▼

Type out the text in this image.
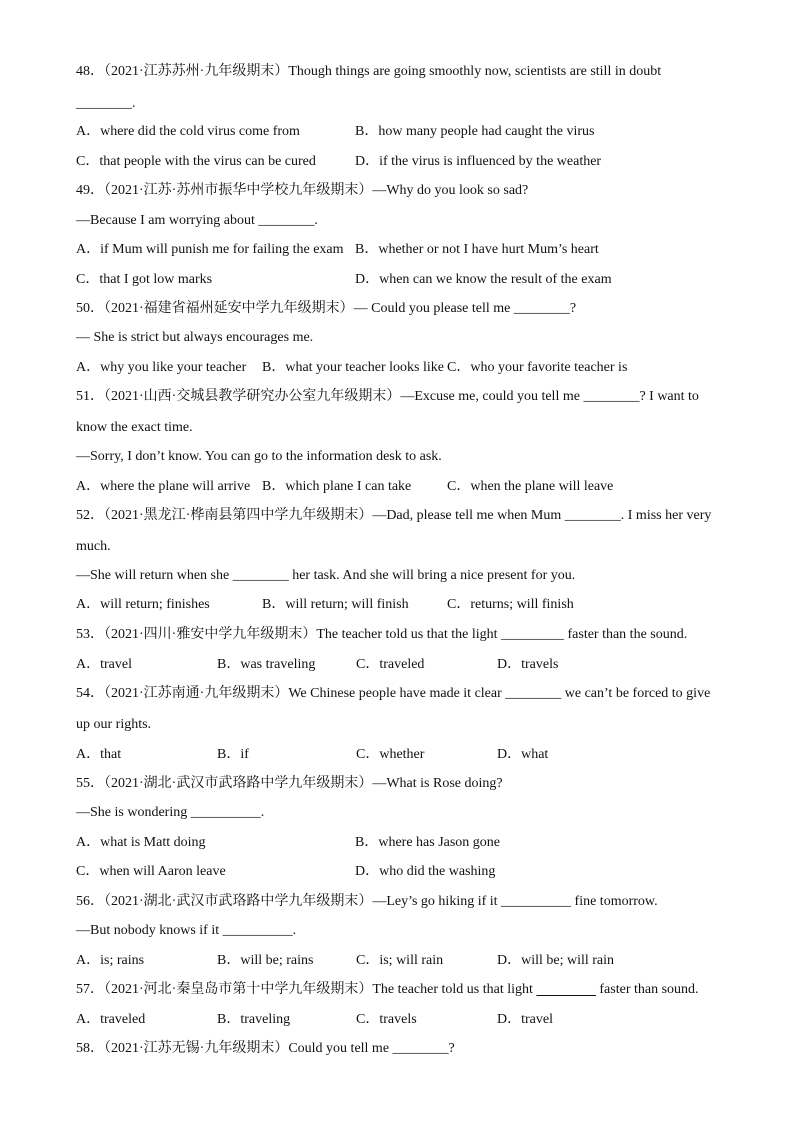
48．（2021·江苏苏州·九年级期末）Though things are going smoothly now, scientists are still in doubt
________.
A．where did the cold virus come from	B．how many people had caught the virus
C．that people with the virus can be cured	D．if the virus is influenced by the weather
49．（2021·江苏·苏州市振华中学校九年级期末）—Why do you look so sad?
—Because I am worrying about ________.
A．if Mum will punish me for failing the exam B．whether or not I have hurt Mum’s heart
C．that I got low marks	D．when can we know the result of the exam
50．（2021·福建省福州延安中学九年级期末）— Could you please tell me ________?
— She is strict but always encourages me.
A．why you like your teacher B．what your teacher looks like C．who your favorite teacher is
51．（2021·山西·交城县教学研究办公室九年级期末）—Excuse me, could you tell me ________? I want to
know the exact time.
—Sorry, I don’t know. You can go to the information desk to ask.
A．where the plane will arrive B．which plane I can take	C．when the plane will leave
52．（2021·黑龙江·桦南县第四中学九年级期末）—Dad, please tell me when Mum ________. I miss her very
much.
—She will return when she ________ her task. And she will bring a nice present for you.
A．will return; finishes	B．will return; will finish	C．returns; will finish
53．（2021·四川·雅安中学九年级期末）The teacher told us that the light _________ faster than the sound.
A．travel	B．was traveling	C．traveled	D．travels
54．（2021·江苏南通·九年级期末）We Chinese people have made it clear ________ we can’t be forced to give
up our rights.
A．that	B．if	C．whether	D．what
55．（2021·湖北·武汉市武珞路中学九年级期末）—What is Rose doing?
—She is wondering __________.
A．what is Matt doing	B．where has Jason gone
C．when will Aaron leave	D．who did the washing
56．（2021·湖北·武汉市武珞路中学九年级期末）—Ley’s go hiking if it __________ fine tomorrow.
—But nobody knows if it __________.
A．is; rains	B．will be; rains	C．is; will rain	D．will be; will rain
57．（2021·河北·秦皇岛市第十中学九年级期末）The teacher told us that light	faster than sound.
A．traveled	B．traveling	C．travels	D．travel
58．（2021·江苏无锡·九年级期末）Could you tell me ________?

▲

## Prompt
Copy out every line of the material above precisely, omitting the pictures.

## Response box
Type out the text in this image.
48．（2021·江苏苏州·九年级期末）Though things are going smoothly now, scientists are still in doubt
________.
A．where did the cold virus come from	B．how many people had caught the virus
C．that people with the virus can be cured	D．if the virus is influenced by the weather
49．（2021·江苏·苏州市振华中学校九年级期末）—Why do you look so sad?
—Because I am worrying about ________.
A．if Mum will punish me for failing the exam B．whether or not I have hurt Mum’s heart
C．that I got low marks	D．when can we know the result of the exam
50．（2021·福建省福州延安中学九年级期末）— Could you please tell me ________?
— She is strict but always encourages me.
A．why you like your teacher B．what your teacher looks like C．who your favorite teacher is
51．（2021·山西·交城县教学研究办公室九年级期末）—Excuse me, could you tell me ________? I want to
know the exact time.
—Sorry, I don’t know. You can go to the information desk to ask.
A．where the plane will arrive B．which plane I can take	C．when the plane will leave
52．（2021·黑龙江·桦南县第四中学九年级期末）—Dad, please tell me when Mum ________. I miss her very
much.
—She will return when she ________ her task. And she will bring a nice present for you.
A．will return; finishes	B．will return; will finish	C．returns; will finish
53．（2021·四川·雅安中学九年级期末）The teacher told us that the light _________ faster than the sound.
A．travel	B．was traveling	C．traveled	D．travels
54．（2021·江苏南通·九年级期末）We Chinese people have made it clear ________ we can’t be forced to give
up our rights.
A．that	B．if	C．whether	D．what
55．（2021·湖北·武汉市武珞路中学九年级期末）—What is Rose doing?
—She is wondering __________.
A．what is Matt doing	B．where has Jason gone
C．when will Aaron leave	D．who did the washing
56．（2021·湖北·武汉市武珞路中学九年级期末）—Ley’s go hiking if it __________ fine tomorrow.
—But nobody knows if it __________.
A．is; rains	B．will be; rains	C．is; will rain	D．will be; will rain
57．（2021·河北·秦皇岛市第十中学九年级期末）The teacher told us that light	faster than sound.
A．traveled	B．traveling	C．travels	D．travel
58．（2021·江苏无锡·九年级期末）Could you tell me ________?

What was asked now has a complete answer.